DATASET EXTRACT Start Marker

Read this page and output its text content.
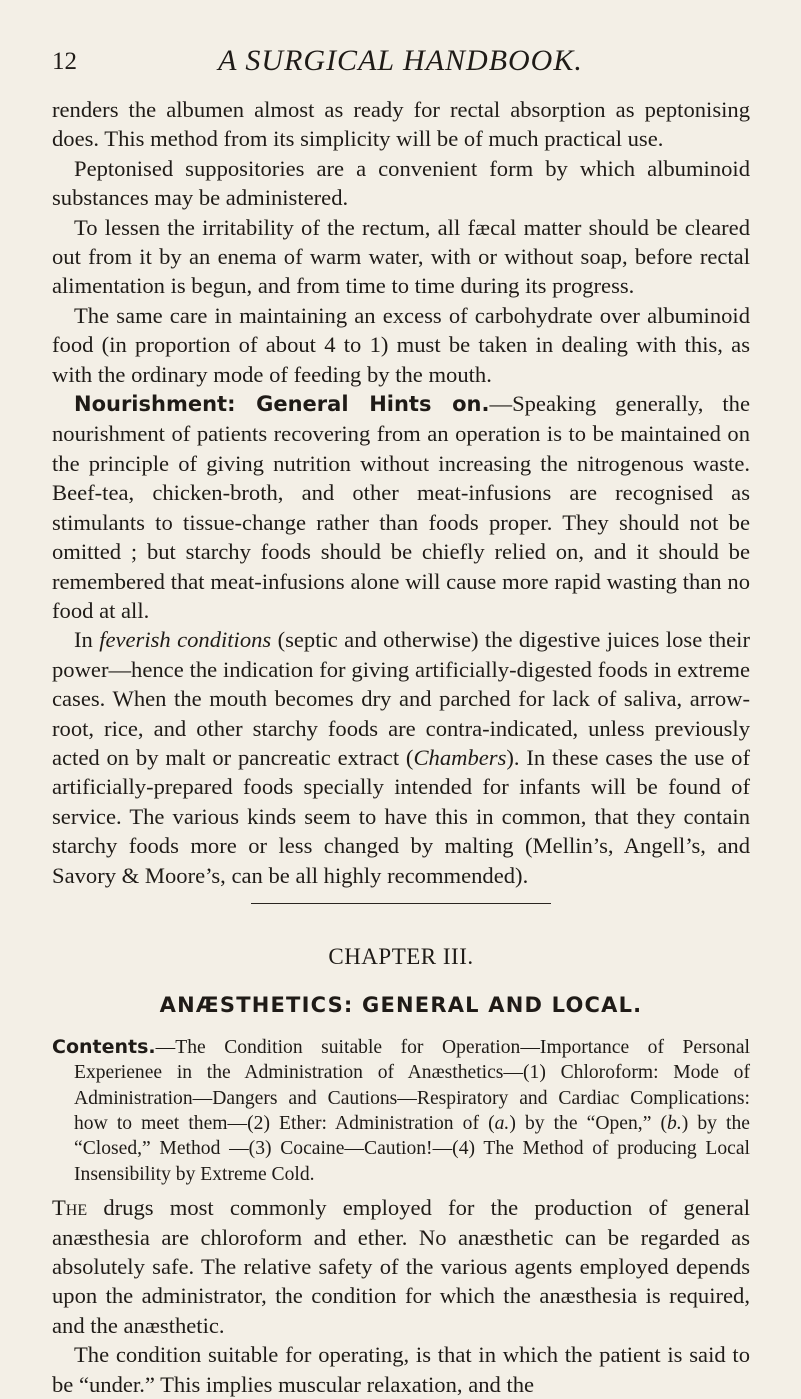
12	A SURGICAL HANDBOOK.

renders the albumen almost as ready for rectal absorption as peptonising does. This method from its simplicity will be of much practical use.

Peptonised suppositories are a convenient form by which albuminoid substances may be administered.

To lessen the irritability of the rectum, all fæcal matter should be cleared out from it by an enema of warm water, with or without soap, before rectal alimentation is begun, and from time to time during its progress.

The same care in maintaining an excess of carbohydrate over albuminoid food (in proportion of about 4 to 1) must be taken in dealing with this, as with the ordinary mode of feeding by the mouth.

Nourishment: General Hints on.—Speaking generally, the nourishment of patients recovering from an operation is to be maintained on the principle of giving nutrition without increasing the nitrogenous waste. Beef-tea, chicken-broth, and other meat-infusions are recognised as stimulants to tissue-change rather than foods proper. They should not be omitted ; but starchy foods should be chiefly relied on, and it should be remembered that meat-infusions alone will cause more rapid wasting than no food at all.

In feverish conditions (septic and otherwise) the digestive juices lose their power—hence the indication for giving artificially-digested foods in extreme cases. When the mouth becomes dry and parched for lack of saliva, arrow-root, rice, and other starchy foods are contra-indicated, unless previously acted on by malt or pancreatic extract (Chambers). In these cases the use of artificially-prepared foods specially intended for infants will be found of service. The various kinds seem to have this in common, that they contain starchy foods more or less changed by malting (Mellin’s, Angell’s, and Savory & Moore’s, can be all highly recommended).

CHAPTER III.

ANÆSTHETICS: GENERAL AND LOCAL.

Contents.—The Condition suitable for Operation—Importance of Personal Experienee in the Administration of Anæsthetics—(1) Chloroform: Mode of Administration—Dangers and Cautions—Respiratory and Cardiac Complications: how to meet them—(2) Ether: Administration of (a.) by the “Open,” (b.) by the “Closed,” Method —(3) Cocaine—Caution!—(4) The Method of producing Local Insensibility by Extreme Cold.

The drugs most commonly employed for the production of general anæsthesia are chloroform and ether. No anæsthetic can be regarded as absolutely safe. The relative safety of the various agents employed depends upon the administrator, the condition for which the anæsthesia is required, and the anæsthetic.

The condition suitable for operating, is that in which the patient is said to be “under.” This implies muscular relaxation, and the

DATASET EXTRACT End Marker

◆ YOUR TASK:
Leaving out the pictures, repeat all of the entries exactly.

◆ EXERCISE RESULT:
Read this page and output its text content.
12	A SURGICAL HANDBOOK.

renders the albumen almost as ready for rectal absorption as peptonising does. This method from its simplicity will be of much practical use.

Peptonised suppositories are a convenient form by which albuminoid substances may be administered.

To lessen the irritability of the rectum, all fæcal matter should be cleared out from it by an enema of warm water, with or without soap, before rectal alimentation is begun, and from time to time during its progress.

The same care in maintaining an excess of carbohydrate over albuminoid food (in proportion of about 4 to 1) must be taken in dealing with this, as with the ordinary mode of feeding by the mouth.

Nourishment: General Hints on.—Speaking generally, the nourishment of patients recovering from an operation is to be maintained on the principle of giving nutrition without increasing the nitrogenous waste. Beef-tea, chicken-broth, and other meat-infusions are recognised as stimulants to tissue-change rather than foods proper. They should not be omitted ; but starchy foods should be chiefly relied on, and it should be remembered that meat-infusions alone will cause more rapid wasting than no food at all.

In feverish conditions (septic and otherwise) the digestive juices lose their power—hence the indication for giving artificially-digested foods in extreme cases. When the mouth becomes dry and parched for lack of saliva, arrow-root, rice, and other starchy foods are contra-indicated, unless previously acted on by malt or pancreatic extract (Chambers). In these cases the use of artificially-prepared foods specially intended for infants will be found of service. The various kinds seem to have this in common, that they contain starchy foods more or less changed by malting (Mellin’s, Angell’s, and Savory & Moore’s, can be all highly recommended).

CHAPTER III.

ANÆSTHETICS: GENERAL AND LOCAL.

Contents.—The Condition suitable for Operation—Importance of Personal Experienee in the Administration of Anæsthetics—(1) Chloroform: Mode of Administration—Dangers and Cautions—Respiratory and Cardiac Complications: how to meet them—(2) Ether: Administration of (a.) by the “Open,” (b.) by the “Closed,” Method —(3) Cocaine—Caution!—(4) The Method of producing Local Insensibility by Extreme Cold.

The drugs most commonly employed for the production of general anæsthesia are chloroform and ether. No anæsthetic can be regarded as absolutely safe. The relative safety of the various agents employed depends upon the administrator, the condition for which the anæsthesia is required, and the anæsthetic.

The condition suitable for operating, is that in which the patient is said to be “under.” This implies muscular relaxation, and the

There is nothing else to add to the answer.